Dataset excerpt:

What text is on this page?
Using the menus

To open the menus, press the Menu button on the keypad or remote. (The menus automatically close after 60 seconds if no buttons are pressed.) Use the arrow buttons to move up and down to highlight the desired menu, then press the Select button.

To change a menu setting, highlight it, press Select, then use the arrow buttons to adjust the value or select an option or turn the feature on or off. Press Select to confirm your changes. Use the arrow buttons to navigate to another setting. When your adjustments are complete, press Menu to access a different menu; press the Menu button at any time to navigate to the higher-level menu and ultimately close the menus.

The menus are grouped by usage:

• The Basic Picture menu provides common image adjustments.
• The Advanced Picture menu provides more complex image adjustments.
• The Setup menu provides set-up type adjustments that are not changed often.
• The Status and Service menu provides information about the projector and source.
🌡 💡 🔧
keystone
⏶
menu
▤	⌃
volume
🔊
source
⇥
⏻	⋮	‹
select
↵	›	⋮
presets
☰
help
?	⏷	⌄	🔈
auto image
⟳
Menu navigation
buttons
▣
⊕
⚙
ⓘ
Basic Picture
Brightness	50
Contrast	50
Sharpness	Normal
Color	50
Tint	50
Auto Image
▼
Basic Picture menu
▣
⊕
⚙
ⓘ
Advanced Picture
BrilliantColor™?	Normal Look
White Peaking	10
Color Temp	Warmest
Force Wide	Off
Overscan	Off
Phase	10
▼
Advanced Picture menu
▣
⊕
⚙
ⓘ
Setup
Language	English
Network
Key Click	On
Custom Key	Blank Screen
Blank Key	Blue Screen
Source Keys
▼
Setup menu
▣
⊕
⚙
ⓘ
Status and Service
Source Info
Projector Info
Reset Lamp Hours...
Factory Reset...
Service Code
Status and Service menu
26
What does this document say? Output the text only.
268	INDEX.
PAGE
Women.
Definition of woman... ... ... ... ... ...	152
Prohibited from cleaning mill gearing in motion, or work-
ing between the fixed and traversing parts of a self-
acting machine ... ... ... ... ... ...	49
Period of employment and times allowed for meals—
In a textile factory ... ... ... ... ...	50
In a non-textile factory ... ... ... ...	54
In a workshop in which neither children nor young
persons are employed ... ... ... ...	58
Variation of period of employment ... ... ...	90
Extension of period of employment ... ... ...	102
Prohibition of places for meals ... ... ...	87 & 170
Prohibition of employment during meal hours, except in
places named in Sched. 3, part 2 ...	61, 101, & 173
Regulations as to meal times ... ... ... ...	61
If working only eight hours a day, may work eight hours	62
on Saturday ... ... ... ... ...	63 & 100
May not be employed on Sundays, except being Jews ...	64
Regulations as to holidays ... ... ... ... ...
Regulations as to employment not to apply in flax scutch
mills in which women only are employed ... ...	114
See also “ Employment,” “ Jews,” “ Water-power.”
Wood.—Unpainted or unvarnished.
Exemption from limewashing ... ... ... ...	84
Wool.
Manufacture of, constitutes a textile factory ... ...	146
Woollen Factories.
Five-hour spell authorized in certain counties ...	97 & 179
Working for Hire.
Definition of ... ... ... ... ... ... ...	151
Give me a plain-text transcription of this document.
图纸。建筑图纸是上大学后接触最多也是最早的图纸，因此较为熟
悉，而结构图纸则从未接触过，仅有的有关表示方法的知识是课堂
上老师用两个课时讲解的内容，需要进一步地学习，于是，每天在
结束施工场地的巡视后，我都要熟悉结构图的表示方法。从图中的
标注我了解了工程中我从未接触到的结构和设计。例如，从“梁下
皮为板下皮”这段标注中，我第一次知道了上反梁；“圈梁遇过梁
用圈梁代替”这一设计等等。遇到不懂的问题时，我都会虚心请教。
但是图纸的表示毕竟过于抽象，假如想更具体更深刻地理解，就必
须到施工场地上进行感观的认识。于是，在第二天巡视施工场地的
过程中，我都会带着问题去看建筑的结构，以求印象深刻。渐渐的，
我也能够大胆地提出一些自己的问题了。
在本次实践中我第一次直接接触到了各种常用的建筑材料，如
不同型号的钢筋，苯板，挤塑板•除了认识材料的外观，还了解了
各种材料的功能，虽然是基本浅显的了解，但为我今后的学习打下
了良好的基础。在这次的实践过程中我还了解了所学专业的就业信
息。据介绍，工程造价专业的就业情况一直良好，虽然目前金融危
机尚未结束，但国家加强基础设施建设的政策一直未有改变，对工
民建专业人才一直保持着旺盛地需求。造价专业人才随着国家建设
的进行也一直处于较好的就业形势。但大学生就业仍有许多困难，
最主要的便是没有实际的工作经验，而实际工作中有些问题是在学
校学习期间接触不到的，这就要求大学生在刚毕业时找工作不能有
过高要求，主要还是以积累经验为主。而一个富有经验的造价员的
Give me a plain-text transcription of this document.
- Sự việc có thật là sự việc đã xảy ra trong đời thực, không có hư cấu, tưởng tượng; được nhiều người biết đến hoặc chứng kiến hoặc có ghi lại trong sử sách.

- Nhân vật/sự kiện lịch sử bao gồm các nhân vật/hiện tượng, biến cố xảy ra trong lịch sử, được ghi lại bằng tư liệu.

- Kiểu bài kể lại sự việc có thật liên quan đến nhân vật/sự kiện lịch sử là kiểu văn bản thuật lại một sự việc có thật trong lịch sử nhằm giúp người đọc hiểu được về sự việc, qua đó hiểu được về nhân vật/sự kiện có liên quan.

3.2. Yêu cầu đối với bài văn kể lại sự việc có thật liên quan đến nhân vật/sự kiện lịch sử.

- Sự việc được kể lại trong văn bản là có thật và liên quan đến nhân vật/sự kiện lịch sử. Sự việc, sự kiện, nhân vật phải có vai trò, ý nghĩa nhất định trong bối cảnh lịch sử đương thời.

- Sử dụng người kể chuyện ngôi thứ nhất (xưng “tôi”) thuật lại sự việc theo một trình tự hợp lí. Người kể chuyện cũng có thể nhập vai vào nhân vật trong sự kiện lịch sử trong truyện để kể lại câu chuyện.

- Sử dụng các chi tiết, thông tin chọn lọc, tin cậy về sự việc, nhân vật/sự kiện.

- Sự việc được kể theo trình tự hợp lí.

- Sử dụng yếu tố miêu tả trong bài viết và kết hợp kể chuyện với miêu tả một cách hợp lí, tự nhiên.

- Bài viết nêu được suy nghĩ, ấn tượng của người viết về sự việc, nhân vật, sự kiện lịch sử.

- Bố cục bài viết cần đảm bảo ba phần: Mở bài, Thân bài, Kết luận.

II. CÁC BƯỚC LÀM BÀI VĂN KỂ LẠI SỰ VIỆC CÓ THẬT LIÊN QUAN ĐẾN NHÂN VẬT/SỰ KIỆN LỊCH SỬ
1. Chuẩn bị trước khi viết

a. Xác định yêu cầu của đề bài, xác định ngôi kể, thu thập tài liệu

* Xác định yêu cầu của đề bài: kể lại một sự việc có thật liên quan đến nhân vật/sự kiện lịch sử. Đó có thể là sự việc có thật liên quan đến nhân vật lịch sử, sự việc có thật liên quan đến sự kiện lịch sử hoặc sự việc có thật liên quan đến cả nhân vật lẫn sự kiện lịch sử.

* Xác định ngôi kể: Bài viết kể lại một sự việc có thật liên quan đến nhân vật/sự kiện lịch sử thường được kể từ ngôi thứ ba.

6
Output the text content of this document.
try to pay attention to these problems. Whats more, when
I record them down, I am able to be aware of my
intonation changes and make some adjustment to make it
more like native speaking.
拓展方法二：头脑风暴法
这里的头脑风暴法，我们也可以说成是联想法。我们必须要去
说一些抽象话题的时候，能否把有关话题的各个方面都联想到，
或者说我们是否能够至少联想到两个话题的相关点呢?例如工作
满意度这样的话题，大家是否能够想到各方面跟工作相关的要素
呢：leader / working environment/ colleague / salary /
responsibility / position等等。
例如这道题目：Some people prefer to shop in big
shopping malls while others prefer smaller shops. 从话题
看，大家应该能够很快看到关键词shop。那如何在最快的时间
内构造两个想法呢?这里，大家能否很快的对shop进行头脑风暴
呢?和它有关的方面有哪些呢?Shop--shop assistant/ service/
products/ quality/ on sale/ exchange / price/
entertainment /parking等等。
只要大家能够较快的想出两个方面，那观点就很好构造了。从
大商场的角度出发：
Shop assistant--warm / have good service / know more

> TASK DESCRIPTION: Work through the data and report how many of its lines hold the word "which", giving only the figure.

> EXERCISE RESULT: 2